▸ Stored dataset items
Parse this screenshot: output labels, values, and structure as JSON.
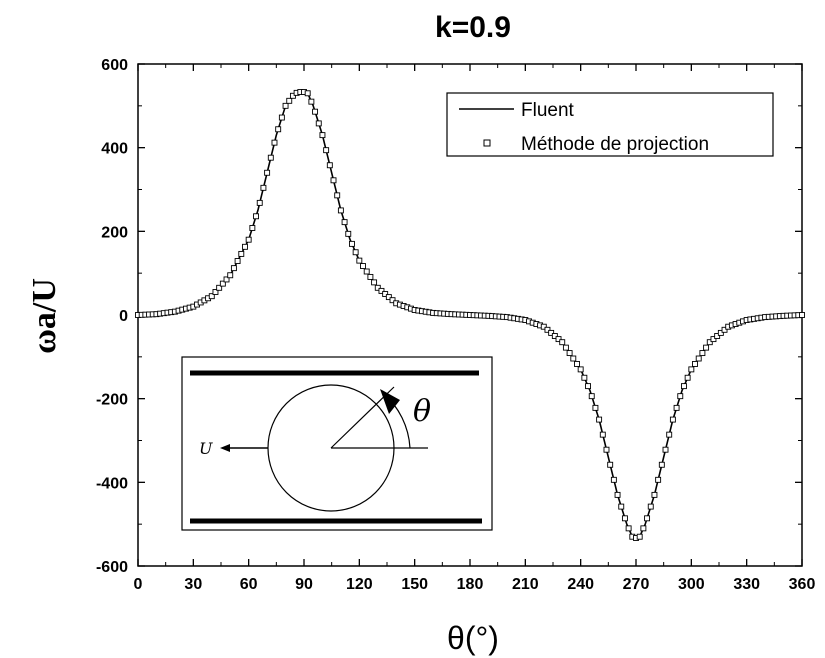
{
  "chart_data": {
    "type": "line",
    "title": "k=0.9",
    "xlabel": "θ(°)",
    "ylabel": "ωa/U",
    "xlim": [
      0,
      360
    ],
    "ylim": [
      -600,
      600
    ],
    "xticks": [
      0,
      30,
      60,
      90,
      120,
      150,
      180,
      210,
      240,
      270,
      300,
      330,
      360
    ],
    "yticks": [
      600,
      400,
      200,
      0,
      -200,
      -400,
      -600
    ],
    "grid": false,
    "legend_position": "top-right",
    "series": [
      {
        "name": "Fluent",
        "style": "solid-line",
        "color": "#000000",
        "x": [
          0,
          10,
          20,
          30,
          40,
          50,
          60,
          65,
          70,
          75,
          80,
          85,
          88,
          90,
          92,
          95,
          100,
          105,
          110,
          115,
          120,
          130,
          140,
          150,
          160,
          170,
          180,
          190,
          200,
          210,
          220,
          230,
          240,
          245,
          250,
          255,
          260,
          265,
          268,
          270,
          272,
          275,
          280,
          285,
          290,
          295,
          300,
          310,
          320,
          330,
          340,
          350,
          360
        ],
        "y": [
          0,
          2,
          8,
          20,
          45,
          95,
          180,
          250,
          340,
          430,
          500,
          530,
          533,
          533,
          530,
          500,
          430,
          340,
          250,
          180,
          130,
          65,
          28,
          12,
          5,
          2,
          0,
          -2,
          -5,
          -12,
          -28,
          -65,
          -130,
          -180,
          -250,
          -340,
          -430,
          -500,
          -530,
          -533,
          -530,
          -500,
          -430,
          -340,
          -250,
          -180,
          -130,
          -65,
          -28,
          -12,
          -5,
          -2,
          0
        ]
      },
      {
        "name": "Méthode de projection",
        "style": "open-square-markers",
        "color": "#000000",
        "x": [
          0,
          10,
          20,
          30,
          40,
          50,
          60,
          65,
          70,
          75,
          80,
          85,
          88,
          90,
          92,
          95,
          100,
          105,
          110,
          115,
          120,
          130,
          140,
          150,
          160,
          170,
          180,
          190,
          200,
          210,
          220,
          230,
          240,
          245,
          250,
          255,
          260,
          265,
          268,
          270,
          272,
          275,
          280,
          285,
          290,
          295,
          300,
          310,
          320,
          330,
          340,
          350,
          360
        ],
        "y": [
          0,
          2,
          8,
          20,
          45,
          95,
          180,
          250,
          340,
          430,
          500,
          530,
          533,
          533,
          530,
          500,
          430,
          340,
          250,
          180,
          130,
          65,
          28,
          12,
          5,
          2,
          0,
          -2,
          -5,
          -12,
          -28,
          -65,
          -130,
          -180,
          -250,
          -340,
          -430,
          -500,
          -530,
          -533,
          -530,
          -500,
          -430,
          -340,
          -250,
          -180,
          -130,
          -65,
          -28,
          -12,
          -5,
          -2,
          0
        ]
      }
    ]
  },
  "inset": {
    "velocity_label": "U",
    "angle_label": "θ"
  }
}
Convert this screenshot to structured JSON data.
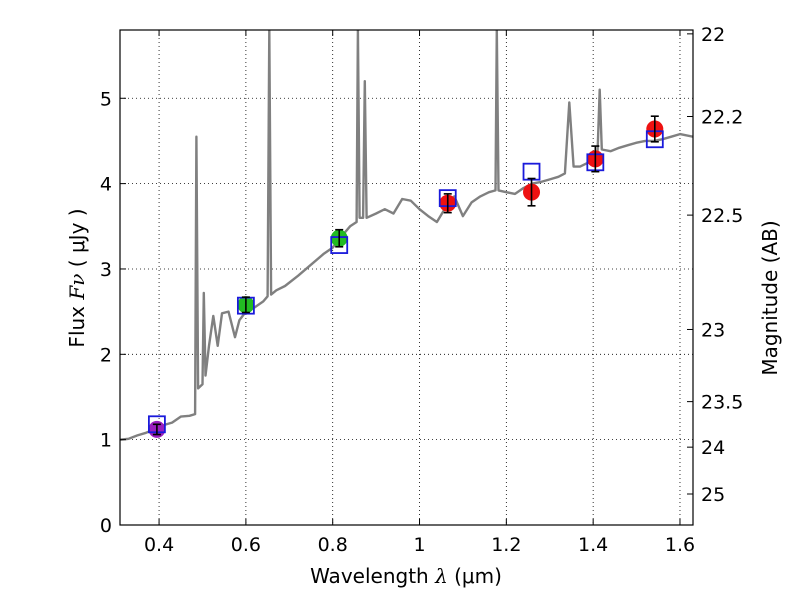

▸ OBJECTIVE
Without including any pictures, please restate all the records exactly.

▸ FULL ANSWER
Parse this screenshot: output labels, values, and structure as JSON.
{
  "chart_data": {
    "type": "line",
    "title": "k=0.9",
    "xlabel": "θ(°)",
    "ylabel": "ωa/U",
    "xlim": [
      0,
      360
    ],
    "ylim": [
      -600,
      600
    ],
    "xticks": [
      0,
      30,
      60,
      90,
      120,
      150,
      180,
      210,
      240,
      270,
      300,
      330,
      360
    ],
    "yticks": [
      600,
      400,
      200,
      0,
      -200,
      -400,
      -600
    ],
    "grid": false,
    "legend_position": "top-right",
    "series": [
      {
        "name": "Fluent",
        "style": "solid-line",
        "color": "#000000",
        "x": [
          0,
          10,
          20,
          30,
          40,
          50,
          60,
          65,
          70,
          75,
          80,
          85,
          88,
          90,
          92,
          95,
          100,
          105,
          110,
          115,
          120,
          130,
          140,
          150,
          160,
          170,
          180,
          190,
          200,
          210,
          220,
          230,
          240,
          245,
          250,
          255,
          260,
          265,
          268,
          270,
          272,
          275,
          280,
          285,
          290,
          295,
          300,
          310,
          320,
          330,
          340,
          350,
          360
        ],
        "y": [
          0,
          2,
          8,
          20,
          45,
          95,
          180,
          250,
          340,
          430,
          500,
          530,
          533,
          533,
          530,
          500,
          430,
          340,
          250,
          180,
          130,
          65,
          28,
          12,
          5,
          2,
          0,
          -2,
          -5,
          -12,
          -28,
          -65,
          -130,
          -180,
          -250,
          -340,
          -430,
          -500,
          -530,
          -533,
          -530,
          -500,
          -430,
          -340,
          -250,
          -180,
          -130,
          -65,
          -28,
          -12,
          -5,
          -2,
          0
        ]
      },
      {
        "name": "Méthode de projection",
        "style": "open-square-markers",
        "color": "#000000",
        "x": [
          0,
          10,
          20,
          30,
          40,
          50,
          60,
          65,
          70,
          75,
          80,
          85,
          88,
          90,
          92,
          95,
          100,
          105,
          110,
          115,
          120,
          130,
          140,
          150,
          160,
          170,
          180,
          190,
          200,
          210,
          220,
          230,
          240,
          245,
          250,
          255,
          260,
          265,
          268,
          270,
          272,
          275,
          280,
          285,
          290,
          295,
          300,
          310,
          320,
          330,
          340,
          350,
          360
        ],
        "y": [
          0,
          2,
          8,
          20,
          45,
          95,
          180,
          250,
          340,
          430,
          500,
          530,
          533,
          533,
          530,
          500,
          430,
          340,
          250,
          180,
          130,
          65,
          28,
          12,
          5,
          2,
          0,
          -2,
          -5,
          -12,
          -28,
          -65,
          -130,
          -180,
          -250,
          -340,
          -430,
          -500,
          -530,
          -533,
          -530,
          -500,
          -430,
          -340,
          -250,
          -180,
          -130,
          -65,
          -28,
          -12,
          -5,
          -2,
          0
        ]
      }
    ]
  },
  "inset": {
    "velocity_label": "U",
    "angle_label": "θ"
  }
}
Convert this screenshot to structured JSON data.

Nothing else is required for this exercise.